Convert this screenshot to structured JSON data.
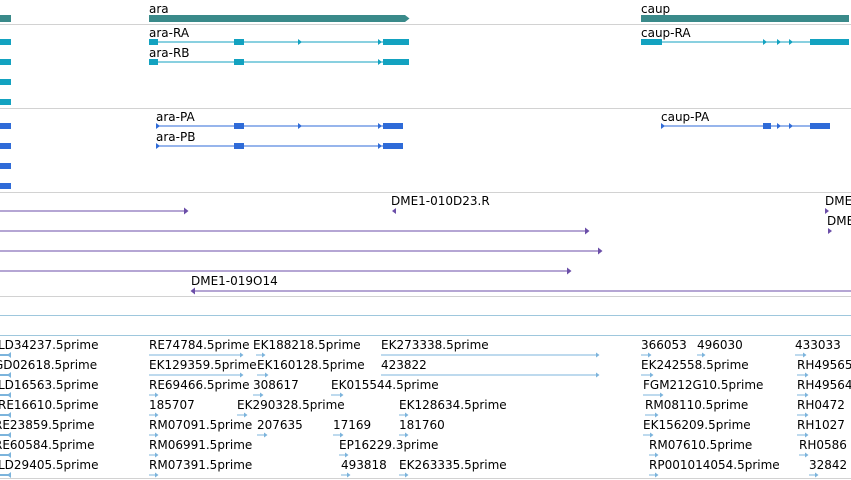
{
  "colors": {
    "gene": "#3a8a8a",
    "transcript_ra": "#13a2c0",
    "transcript_pa": "#2f6bd8",
    "clone": "#6b4ea8",
    "est": "#7cb4dc",
    "divider": "#d2d2d2",
    "divider_blue": "#9ec7dd"
  },
  "genes": [
    {
      "name": "ara"
    },
    {
      "name": "caup"
    }
  ],
  "transcripts": [
    {
      "name": "ara-RA"
    },
    {
      "name": "ara-RB"
    },
    {
      "name": "caup-RA"
    }
  ],
  "proteins": [
    {
      "name": "ara-PA"
    },
    {
      "name": "ara-PB"
    },
    {
      "name": "caup-PA"
    }
  ],
  "clones": [
    {
      "name": "DME1-010D23.R"
    },
    {
      "name": "DME"
    },
    {
      "name": "DME"
    },
    {
      "name": "DME1-019O14"
    }
  ],
  "ests": [
    "LD34237.5prime",
    "RE74784.5prime",
    "EK188218.5prime",
    "EK273338.5prime",
    "366053",
    "496030",
    "433033",
    "GD02618.5prime",
    "EK129359.5prime",
    "EK160128.5prime",
    "EK242558.5prime",
    "RH49565",
    "LD16563.5prime",
    "RE69466.5prime",
    "308617",
    "EK015544.5prime",
    "FGM212G10.5prime",
    "RH49564",
    "RE16610.5prime",
    "185707",
    "EK290328.5prime",
    "EK128634.5prime",
    "RM08110.5prime",
    "RH0472",
    "RE23859.5prime",
    "RM07091.5prime",
    "207635",
    "17169",
    "181760",
    "EK156209.5prime",
    "RH1027",
    "RE60584.5prime",
    "RM06991.5prime",
    "EP16229.3prime",
    "RM07610.5prime",
    "RH0586",
    "LD29405.5prime",
    "RM07391.5prime",
    "493818",
    "EK263335.5prime",
    "RP001014054.5prime",
    "32842",
    "423822"
  ]
}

■ ■ ■ ■

> Work instructions:
Give the entries again, exactly and in full, with no image included.

> Completed task:
Convert this screenshot to structured JSON data.
{
  "colors": {
    "gene": "#3a8a8a",
    "transcript_ra": "#13a2c0",
    "transcript_pa": "#2f6bd8",
    "clone": "#6b4ea8",
    "est": "#7cb4dc",
    "divider": "#d2d2d2",
    "divider_blue": "#9ec7dd"
  },
  "genes": [
    {
      "name": "ara"
    },
    {
      "name": "caup"
    }
  ],
  "transcripts": [
    {
      "name": "ara-RA"
    },
    {
      "name": "ara-RB"
    },
    {
      "name": "caup-RA"
    }
  ],
  "proteins": [
    {
      "name": "ara-PA"
    },
    {
      "name": "ara-PB"
    },
    {
      "name": "caup-PA"
    }
  ],
  "clones": [
    {
      "name": "DME1-010D23.R"
    },
    {
      "name": "DME"
    },
    {
      "name": "DME"
    },
    {
      "name": "DME1-019O14"
    }
  ],
  "ests": [
    "LD34237.5prime",
    "RE74784.5prime",
    "EK188218.5prime",
    "EK273338.5prime",
    "366053",
    "496030",
    "433033",
    "GD02618.5prime",
    "EK129359.5prime",
    "EK160128.5prime",
    "EK242558.5prime",
    "RH49565",
    "LD16563.5prime",
    "RE69466.5prime",
    "308617",
    "EK015544.5prime",
    "FGM212G10.5prime",
    "RH49564",
    "RE16610.5prime",
    "185707",
    "EK290328.5prime",
    "EK128634.5prime",
    "RM08110.5prime",
    "RH0472",
    "RE23859.5prime",
    "RM07091.5prime",
    "207635",
    "17169",
    "181760",
    "EK156209.5prime",
    "RH1027",
    "RE60584.5prime",
    "RM06991.5prime",
    "EP16229.3prime",
    "RM07610.5prime",
    "RH0586",
    "LD29405.5prime",
    "RM07391.5prime",
    "493818",
    "EK263335.5prime",
    "RP001014054.5prime",
    "32842",
    "423822"
  ]
}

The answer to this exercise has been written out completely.